======== Records to process

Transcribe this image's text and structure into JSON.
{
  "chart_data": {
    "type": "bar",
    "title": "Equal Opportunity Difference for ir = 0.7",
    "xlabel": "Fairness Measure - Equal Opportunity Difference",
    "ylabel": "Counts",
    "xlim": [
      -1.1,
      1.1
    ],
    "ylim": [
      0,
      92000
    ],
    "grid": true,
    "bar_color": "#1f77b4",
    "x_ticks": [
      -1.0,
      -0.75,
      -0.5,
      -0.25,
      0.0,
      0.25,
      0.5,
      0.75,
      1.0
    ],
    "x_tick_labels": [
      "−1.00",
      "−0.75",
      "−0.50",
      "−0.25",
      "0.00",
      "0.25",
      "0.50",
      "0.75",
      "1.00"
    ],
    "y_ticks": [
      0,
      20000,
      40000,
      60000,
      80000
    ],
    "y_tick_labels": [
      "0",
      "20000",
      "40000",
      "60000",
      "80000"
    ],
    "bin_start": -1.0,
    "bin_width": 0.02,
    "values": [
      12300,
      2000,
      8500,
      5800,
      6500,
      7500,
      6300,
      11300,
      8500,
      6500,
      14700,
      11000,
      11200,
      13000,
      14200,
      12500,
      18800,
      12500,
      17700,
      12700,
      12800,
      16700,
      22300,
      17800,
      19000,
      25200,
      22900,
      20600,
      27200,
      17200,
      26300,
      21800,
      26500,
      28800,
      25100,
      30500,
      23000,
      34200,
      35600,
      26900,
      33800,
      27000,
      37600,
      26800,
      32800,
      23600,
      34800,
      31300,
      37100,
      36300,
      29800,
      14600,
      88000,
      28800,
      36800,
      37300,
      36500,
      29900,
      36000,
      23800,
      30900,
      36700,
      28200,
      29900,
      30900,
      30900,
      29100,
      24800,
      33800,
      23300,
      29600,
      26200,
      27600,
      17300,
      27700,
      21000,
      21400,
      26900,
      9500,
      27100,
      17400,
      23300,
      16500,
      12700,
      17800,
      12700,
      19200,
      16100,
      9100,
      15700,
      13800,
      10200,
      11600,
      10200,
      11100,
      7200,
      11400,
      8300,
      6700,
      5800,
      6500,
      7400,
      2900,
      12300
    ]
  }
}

================

* **Brief**
Produce an exact copy of the whole listing.

* **Complete output**
Transcribe this image's text and structure into JSON.
{
  "chart_data": {
    "type": "bar",
    "title": "Equal Opportunity Difference for ir = 0.7",
    "xlabel": "Fairness Measure - Equal Opportunity Difference",
    "ylabel": "Counts",
    "xlim": [
      -1.1,
      1.1
    ],
    "ylim": [
      0,
      92000
    ],
    "grid": true,
    "bar_color": "#1f77b4",
    "x_ticks": [
      -1.0,
      -0.75,
      -0.5,
      -0.25,
      0.0,
      0.25,
      0.5,
      0.75,
      1.0
    ],
    "x_tick_labels": [
      "−1.00",
      "−0.75",
      "−0.50",
      "−0.25",
      "0.00",
      "0.25",
      "0.50",
      "0.75",
      "1.00"
    ],
    "y_ticks": [
      0,
      20000,
      40000,
      60000,
      80000
    ],
    "y_tick_labels": [
      "0",
      "20000",
      "40000",
      "60000",
      "80000"
    ],
    "bin_start": -1.0,
    "bin_width": 0.02,
    "values": [
      12300,
      2000,
      8500,
      5800,
      6500,
      7500,
      6300,
      11300,
      8500,
      6500,
      14700,
      11000,
      11200,
      13000,
      14200,
      12500,
      18800,
      12500,
      17700,
      12700,
      12800,
      16700,
      22300,
      17800,
      19000,
      25200,
      22900,
      20600,
      27200,
      17200,
      26300,
      21800,
      26500,
      28800,
      25100,
      30500,
      23000,
      34200,
      35600,
      26900,
      33800,
      27000,
      37600,
      26800,
      32800,
      23600,
      34800,
      31300,
      37100,
      36300,
      29800,
      14600,
      88000,
      28800,
      36800,
      37300,
      36500,
      29900,
      36000,
      23800,
      30900,
      36700,
      28200,
      29900,
      30900,
      30900,
      29100,
      24800,
      33800,
      23300,
      29600,
      26200,
      27600,
      17300,
      27700,
      21000,
      21400,
      26900,
      9500,
      27100,
      17400,
      23300,
      16500,
      12700,
      17800,
      12700,
      19200,
      16100,
      9100,
      15700,
      13800,
      10200,
      11600,
      10200,
      11100,
      7200,
      11400,
      8300,
      6700,
      5800,
      6500,
      7400,
      2900,
      12300
    ]
  }
}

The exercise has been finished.